# Problem
Update the material below by replacing every occurrence of "data-label" with "value-label" and leaving all other text unchanged. Omit the pictures from the result.

# Working data
• • • • •

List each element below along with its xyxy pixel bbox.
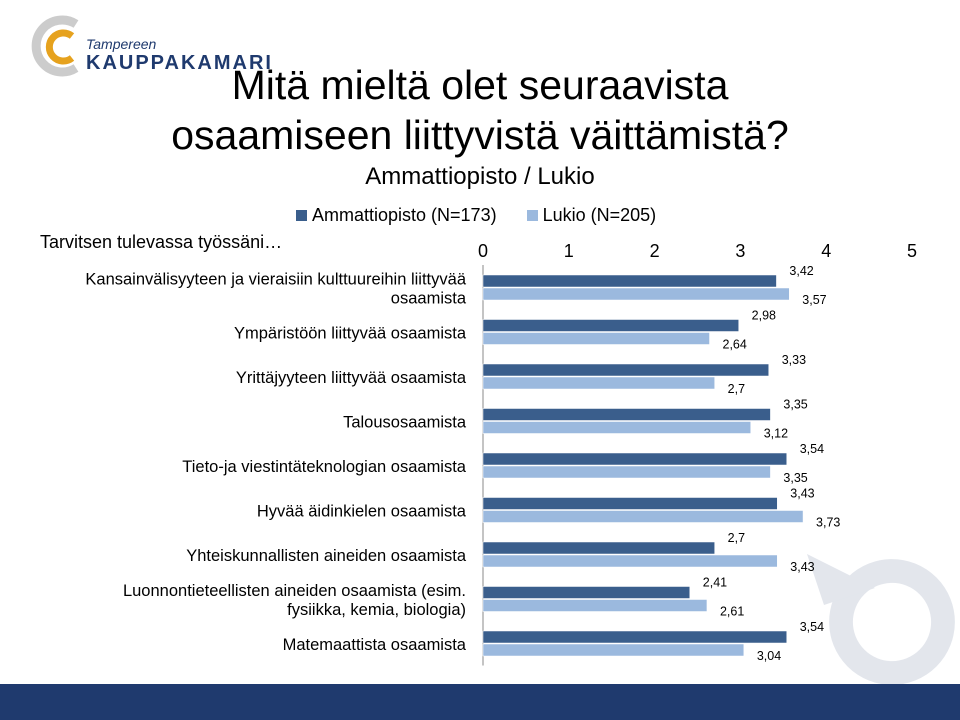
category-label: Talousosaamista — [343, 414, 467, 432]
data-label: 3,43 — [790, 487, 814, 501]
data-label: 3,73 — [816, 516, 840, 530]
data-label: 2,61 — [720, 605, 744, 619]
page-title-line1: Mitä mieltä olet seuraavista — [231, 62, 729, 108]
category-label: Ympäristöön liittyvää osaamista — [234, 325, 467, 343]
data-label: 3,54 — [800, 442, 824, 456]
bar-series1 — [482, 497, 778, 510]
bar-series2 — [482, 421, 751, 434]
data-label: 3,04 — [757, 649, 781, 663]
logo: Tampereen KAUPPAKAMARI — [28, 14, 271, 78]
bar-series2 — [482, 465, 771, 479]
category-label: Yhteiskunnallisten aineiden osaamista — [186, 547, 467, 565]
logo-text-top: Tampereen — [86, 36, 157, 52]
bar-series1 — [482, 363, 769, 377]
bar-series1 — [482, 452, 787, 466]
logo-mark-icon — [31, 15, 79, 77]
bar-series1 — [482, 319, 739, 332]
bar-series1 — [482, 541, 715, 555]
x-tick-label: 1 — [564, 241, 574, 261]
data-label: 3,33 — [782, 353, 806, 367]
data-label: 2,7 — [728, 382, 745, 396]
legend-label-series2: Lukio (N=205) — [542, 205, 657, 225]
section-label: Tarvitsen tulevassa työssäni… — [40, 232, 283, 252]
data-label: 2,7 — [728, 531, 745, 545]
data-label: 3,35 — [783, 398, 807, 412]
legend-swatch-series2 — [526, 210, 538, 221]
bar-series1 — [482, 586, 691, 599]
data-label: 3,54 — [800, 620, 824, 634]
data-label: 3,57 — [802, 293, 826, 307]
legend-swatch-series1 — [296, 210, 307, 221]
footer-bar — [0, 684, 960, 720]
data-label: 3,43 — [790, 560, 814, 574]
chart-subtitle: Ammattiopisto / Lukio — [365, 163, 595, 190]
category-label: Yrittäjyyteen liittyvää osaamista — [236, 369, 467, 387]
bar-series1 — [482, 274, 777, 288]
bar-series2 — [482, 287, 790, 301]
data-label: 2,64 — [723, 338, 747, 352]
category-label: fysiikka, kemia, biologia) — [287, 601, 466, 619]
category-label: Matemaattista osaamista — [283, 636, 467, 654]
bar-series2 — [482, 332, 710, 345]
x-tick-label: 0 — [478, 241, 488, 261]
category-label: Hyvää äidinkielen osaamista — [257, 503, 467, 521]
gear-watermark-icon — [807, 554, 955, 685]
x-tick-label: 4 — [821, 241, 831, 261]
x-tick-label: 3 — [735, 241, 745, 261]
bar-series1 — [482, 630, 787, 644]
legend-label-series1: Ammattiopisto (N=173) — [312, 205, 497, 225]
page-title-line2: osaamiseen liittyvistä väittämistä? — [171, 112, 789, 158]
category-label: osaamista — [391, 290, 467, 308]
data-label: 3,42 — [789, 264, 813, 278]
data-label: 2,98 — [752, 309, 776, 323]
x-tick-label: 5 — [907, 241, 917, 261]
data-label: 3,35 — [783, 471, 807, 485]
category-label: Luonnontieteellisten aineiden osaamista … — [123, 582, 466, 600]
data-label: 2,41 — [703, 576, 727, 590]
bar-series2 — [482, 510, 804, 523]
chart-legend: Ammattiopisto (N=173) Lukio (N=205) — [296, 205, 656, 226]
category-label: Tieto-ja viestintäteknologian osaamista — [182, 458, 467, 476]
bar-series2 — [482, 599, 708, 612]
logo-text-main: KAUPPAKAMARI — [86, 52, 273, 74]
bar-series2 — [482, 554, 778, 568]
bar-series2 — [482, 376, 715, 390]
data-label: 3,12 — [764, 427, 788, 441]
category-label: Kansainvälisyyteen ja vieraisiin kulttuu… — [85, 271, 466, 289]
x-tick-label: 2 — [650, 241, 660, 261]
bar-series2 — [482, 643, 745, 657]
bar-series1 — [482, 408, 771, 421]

• • • • •

# Final result
List each element below along with its xyxy pixel bbox.
category-label: Talousosaamista — [343, 414, 467, 432]
value-label: 3,43 — [790, 487, 814, 501]
value-label: 3,73 — [816, 516, 840, 530]
value-label: 2,61 — [720, 605, 744, 619]
page-title-line1: Mitä mieltä olet seuraavista — [231, 62, 729, 108]
category-label: Ympäristöön liittyvää osaamista — [234, 325, 467, 343]
value-label: 3,54 — [800, 442, 824, 456]
bar-series1 — [482, 497, 778, 510]
bar-series2 — [482, 421, 751, 434]
value-label: 3,04 — [757, 649, 781, 663]
logo: Tampereen KAUPPAKAMARI — [28, 14, 271, 78]
bar-series2 — [482, 465, 771, 479]
category-label: Yhteiskunnallisten aineiden osaamista — [186, 547, 467, 565]
logo-text-top: Tampereen — [86, 36, 157, 52]
bar-series1 — [482, 363, 769, 377]
bar-series1 — [482, 452, 787, 466]
logo-mark-icon — [31, 15, 79, 77]
bar-series1 — [482, 319, 739, 332]
bar-series1 — [482, 541, 715, 555]
x-tick-label: 1 — [564, 241, 574, 261]
value-label: 3,33 — [782, 353, 806, 367]
value-label: 2,7 — [728, 382, 745, 396]
legend-label-series2: Lukio (N=205) — [542, 205, 657, 225]
section-label: Tarvitsen tulevassa työssäni… — [40, 232, 283, 252]
value-label: 2,7 — [728, 531, 745, 545]
value-label: 3,35 — [783, 398, 807, 412]
legend-swatch-series2 — [526, 210, 538, 221]
bar-series1 — [482, 586, 691, 599]
value-label: 3,54 — [800, 620, 824, 634]
value-label: 3,57 — [802, 293, 826, 307]
legend-swatch-series1 — [296, 210, 307, 221]
footer-bar — [0, 684, 960, 720]
value-label: 3,43 — [790, 560, 814, 574]
chart-subtitle: Ammattiopisto / Lukio — [365, 163, 595, 190]
category-label: Yrittäjyyteen liittyvää osaamista — [236, 369, 467, 387]
bar-series1 — [482, 274, 777, 288]
bar-series2 — [482, 287, 790, 301]
value-label: 2,64 — [723, 338, 747, 352]
category-label: fysiikka, kemia, biologia) — [287, 601, 466, 619]
category-label: Matemaattista osaamista — [283, 636, 467, 654]
bar-series2 — [482, 332, 710, 345]
x-tick-label: 0 — [478, 241, 488, 261]
category-label: Hyvää äidinkielen osaamista — [257, 503, 467, 521]
gear-watermark-icon — [807, 554, 955, 685]
x-tick-label: 4 — [821, 241, 831, 261]
x-tick-label: 3 — [735, 241, 745, 261]
bar-series1 — [482, 630, 787, 644]
legend-label-series1: Ammattiopisto (N=173) — [312, 205, 497, 225]
page-title-line2: osaamiseen liittyvistä väittämistä? — [171, 112, 789, 158]
category-label: osaamista — [391, 290, 467, 308]
value-label: 3,42 — [789, 264, 813, 278]
value-label: 2,98 — [752, 309, 776, 323]
x-tick-label: 5 — [907, 241, 917, 261]
value-label: 3,35 — [783, 471, 807, 485]
category-label: Luonnontieteellisten aineiden osaamista … — [123, 582, 466, 600]
value-label: 2,41 — [703, 576, 727, 590]
bar-series2 — [482, 510, 804, 523]
chart-legend: Ammattiopisto (N=173) Lukio (N=205) — [296, 205, 656, 226]
category-label: Tieto-ja viestintäteknologian osaamista — [182, 458, 467, 476]
bar-series2 — [482, 599, 708, 612]
logo-text-main: KAUPPAKAMARI — [86, 52, 273, 74]
bar-series2 — [482, 554, 778, 568]
bar-series2 — [482, 376, 715, 390]
value-label: 3,12 — [764, 427, 788, 441]
category-label: Kansainvälisyyteen ja vieraisiin kulttuu… — [85, 271, 466, 289]
x-tick-label: 2 — [650, 241, 660, 261]
bar-series2 — [482, 643, 745, 657]
bar-series1 — [482, 408, 771, 421]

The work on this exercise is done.